Objective
Leaving out the pictures, output the lines from the one that contains "What text is on this page?" through the end of the material, exactly as they stand.

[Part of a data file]
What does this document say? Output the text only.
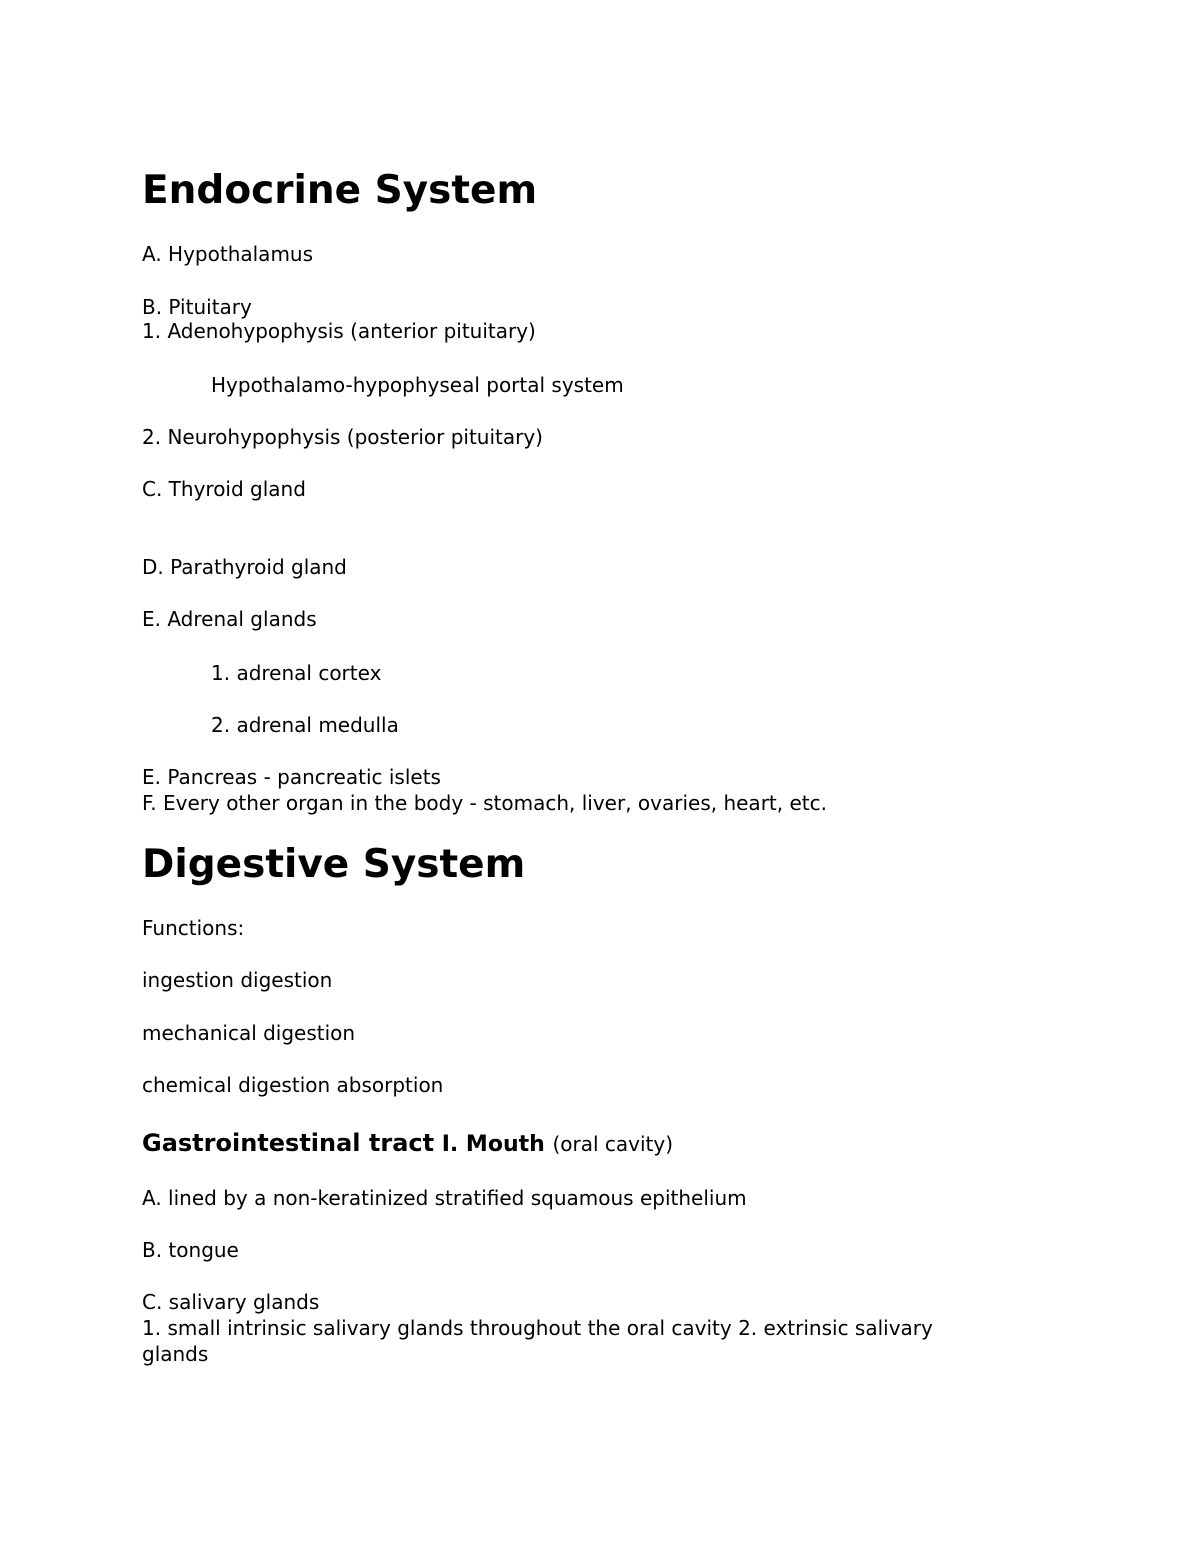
Endocrine System
A. Hypothalamus
B. Pituitary
1. Adenohypophysis (anterior pituitary)
Hypothalamo-hypophyseal portal system
2. Neurohypophysis (posterior pituitary)
C. Thyroid gland
D. Parathyroid gland
E. Adrenal glands
1. adrenal cortex
2. adrenal medulla
E. Pancreas - pancreatic islets
F. Every other organ in the body - stomach, liver, ovaries, heart, etc.
Digestive System
Functions:
ingestion digestion
mechanical digestion
chemical digestion absorption
Gastrointestinal tract I. Mouth (oral cavity)
A. lined by a non-keratinized stratified squamous epithelium
B. tongue
C. salivary glands
1. small intrinsic salivary glands throughout the oral cavity 2. extrinsic salivary
glands
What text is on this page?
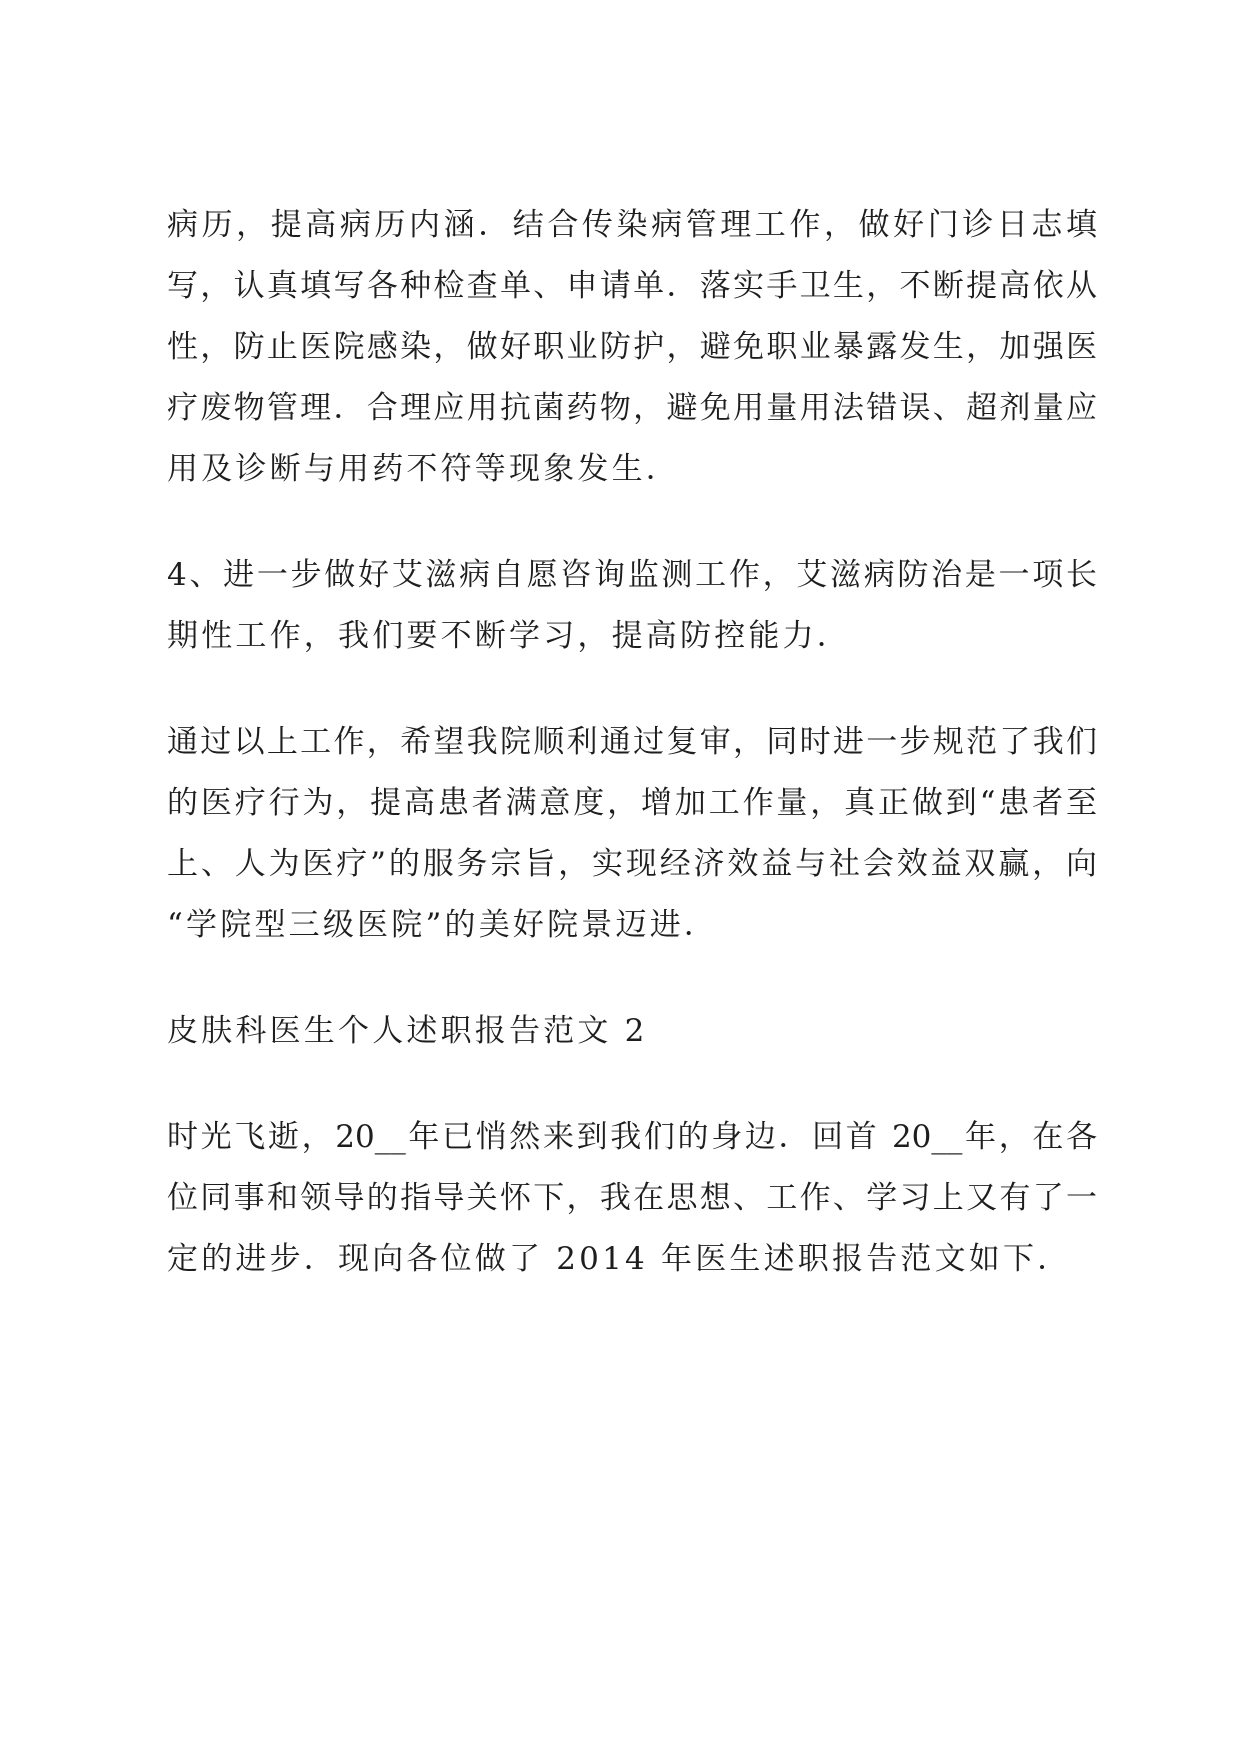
病历，提高病历内涵．结合传染病管理工作，做好门诊日志填
写，认真填写各种检查单、申请单．落实手卫生，不断提高依从
性，防止医院感染，做好职业防护，避免职业暴露发生，加强医
疗废物管理．合理应用抗菌药物，避免用量用法错误、超剂量应
用及诊断与用药不符等现象发生．
4、进一步做好艾滋病自愿咨询监测工作，艾滋病防治是一项长
期性工作，我们要不断学习，提高防控能力．
通过以上工作，希望我院顺利通过复审，同时进一步规范了我们
的医疗行为，提高患者满意度，增加工作量，真正做到“患者至
上、人为医疗”的服务宗旨，实现经济效益与社会效益双赢，向
“学院型三级医院”的美好院景迈进．
皮肤科医生个人述职报告范文 2
时光飞逝，20__年已悄然来到我们的身边．回首 20__年，在各
位同事和领导的指导关怀下，我在思想、工作、学习上又有了一
定的进步．现向各位做了 2014 年医生述职报告范文如下．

Answer to the problem
What text is on this page?
病历，提高病历内涵．结合传染病管理工作，做好门诊日志填
写，认真填写各种检查单、申请单．落实手卫生，不断提高依从
性，防止医院感染，做好职业防护，避免职业暴露发生，加强医
疗废物管理．合理应用抗菌药物，避免用量用法错误、超剂量应
用及诊断与用药不符等现象发生．
4、进一步做好艾滋病自愿咨询监测工作，艾滋病防治是一项长
期性工作，我们要不断学习，提高防控能力．
通过以上工作，希望我院顺利通过复审，同时进一步规范了我们
的医疗行为，提高患者满意度，增加工作量，真正做到“患者至
上、人为医疗”的服务宗旨，实现经济效益与社会效益双赢，向
“学院型三级医院”的美好院景迈进．
皮肤科医生个人述职报告范文 2
时光飞逝，20__年已悄然来到我们的身边．回首 20__年，在各
位同事和领导的指导关怀下，我在思想、工作、学习上又有了一
定的进步．现向各位做了 2014 年医生述职报告范文如下．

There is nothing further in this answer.